**Requirements**
Write the data out again exactly, dropping any images it holds.

**Record list**
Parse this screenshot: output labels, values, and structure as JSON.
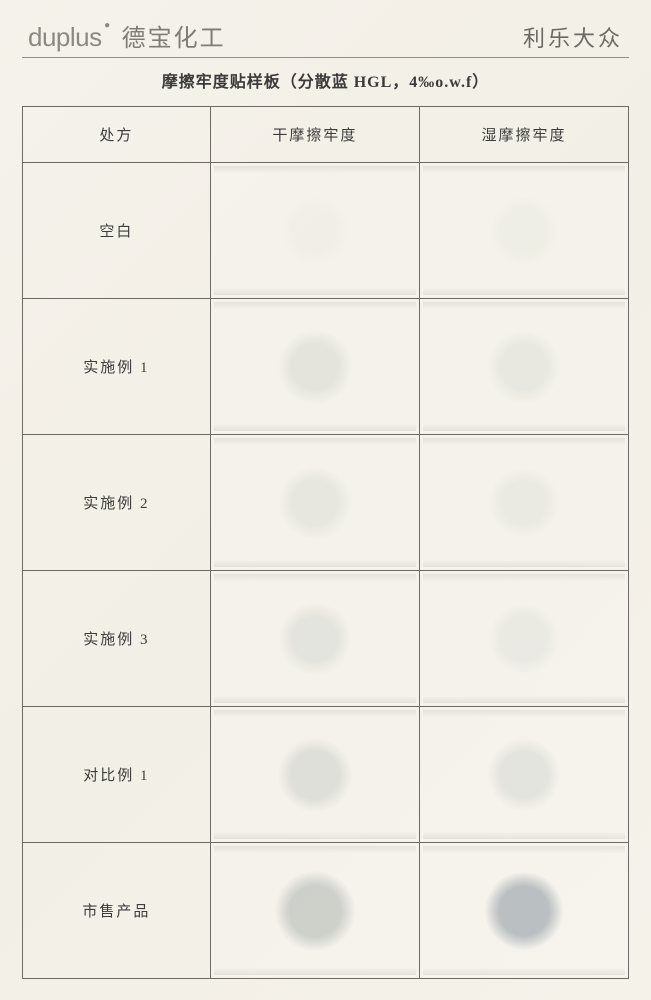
{
  "header": {
    "logo_en": "duplus",
    "logo_cn": "德宝化工",
    "right_brand": "利乐大众"
  },
  "title": {
    "prefix": "摩擦牢度贴样板（分散蓝 ",
    "code": "HGL",
    "mid": "，",
    "conc": "4‰o.w.f",
    "suffix": "）"
  },
  "table": {
    "columns": [
      "处方",
      "干摩擦牢度",
      "湿摩擦牢度"
    ],
    "rows": [
      {
        "label": "空白",
        "dry": {
          "diameter": 70,
          "color": "#e9e8e0",
          "opacity": 0.35
        },
        "wet": {
          "diameter": 70,
          "color": "#e7e6dd",
          "opacity": 0.38
        }
      },
      {
        "label": "实施例 1",
        "dry": {
          "diameter": 74,
          "color": "#d7d8d2",
          "opacity": 0.55
        },
        "wet": {
          "diameter": 72,
          "color": "#d9dbd6",
          "opacity": 0.45
        }
      },
      {
        "label": "实施例 2",
        "dry": {
          "diameter": 72,
          "color": "#dadcd6",
          "opacity": 0.5
        },
        "wet": {
          "diameter": 70,
          "color": "#dcded8",
          "opacity": 0.42
        }
      },
      {
        "label": "实施例 3",
        "dry": {
          "diameter": 72,
          "color": "#d6d8d2",
          "opacity": 0.52
        },
        "wet": {
          "diameter": 70,
          "color": "#dadcd6",
          "opacity": 0.42
        }
      },
      {
        "label": "对比例 1",
        "dry": {
          "diameter": 74,
          "color": "#cfd2cc",
          "opacity": 0.6
        },
        "wet": {
          "diameter": 72,
          "color": "#d2d5cf",
          "opacity": 0.52
        }
      },
      {
        "label": "市售产品",
        "dry": {
          "diameter": 80,
          "color": "#c2c6c1",
          "opacity": 0.78
        },
        "wet": {
          "diameter": 78,
          "color": "#b2b9bb",
          "opacity": 0.88
        }
      }
    ]
  },
  "style": {
    "page_bg": "#f4f1ea",
    "border_color": "#6b6b63",
    "text_color": "#3c3c3c",
    "header_text_color": "#8a8a82"
  }
}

**Output of the task**
Parse this screenshot: output labels, values, and structure as JSON.
{
  "header": {
    "logo_en": "duplus",
    "logo_cn": "德宝化工",
    "right_brand": "利乐大众"
  },
  "title": {
    "prefix": "摩擦牢度贴样板（分散蓝 ",
    "code": "HGL",
    "mid": "，",
    "conc": "4‰o.w.f",
    "suffix": "）"
  },
  "table": {
    "columns": [
      "处方",
      "干摩擦牢度",
      "湿摩擦牢度"
    ],
    "rows": [
      {
        "label": "空白",
        "dry": {
          "diameter": 70,
          "color": "#e9e8e0",
          "opacity": 0.35
        },
        "wet": {
          "diameter": 70,
          "color": "#e7e6dd",
          "opacity": 0.38
        }
      },
      {
        "label": "实施例 1",
        "dry": {
          "diameter": 74,
          "color": "#d7d8d2",
          "opacity": 0.55
        },
        "wet": {
          "diameter": 72,
          "color": "#d9dbd6",
          "opacity": 0.45
        }
      },
      {
        "label": "实施例 2",
        "dry": {
          "diameter": 72,
          "color": "#dadcd6",
          "opacity": 0.5
        },
        "wet": {
          "diameter": 70,
          "color": "#dcded8",
          "opacity": 0.42
        }
      },
      {
        "label": "实施例 3",
        "dry": {
          "diameter": 72,
          "color": "#d6d8d2",
          "opacity": 0.52
        },
        "wet": {
          "diameter": 70,
          "color": "#dadcd6",
          "opacity": 0.42
        }
      },
      {
        "label": "对比例 1",
        "dry": {
          "diameter": 74,
          "color": "#cfd2cc",
          "opacity": 0.6
        },
        "wet": {
          "diameter": 72,
          "color": "#d2d5cf",
          "opacity": 0.52
        }
      },
      {
        "label": "市售产品",
        "dry": {
          "diameter": 80,
          "color": "#c2c6c1",
          "opacity": 0.78
        },
        "wet": {
          "diameter": 78,
          "color": "#b2b9bb",
          "opacity": 0.88
        }
      }
    ]
  },
  "style": {
    "page_bg": "#f4f1ea",
    "border_color": "#6b6b63",
    "text_color": "#3c3c3c",
    "header_text_color": "#8a8a82"
  }
}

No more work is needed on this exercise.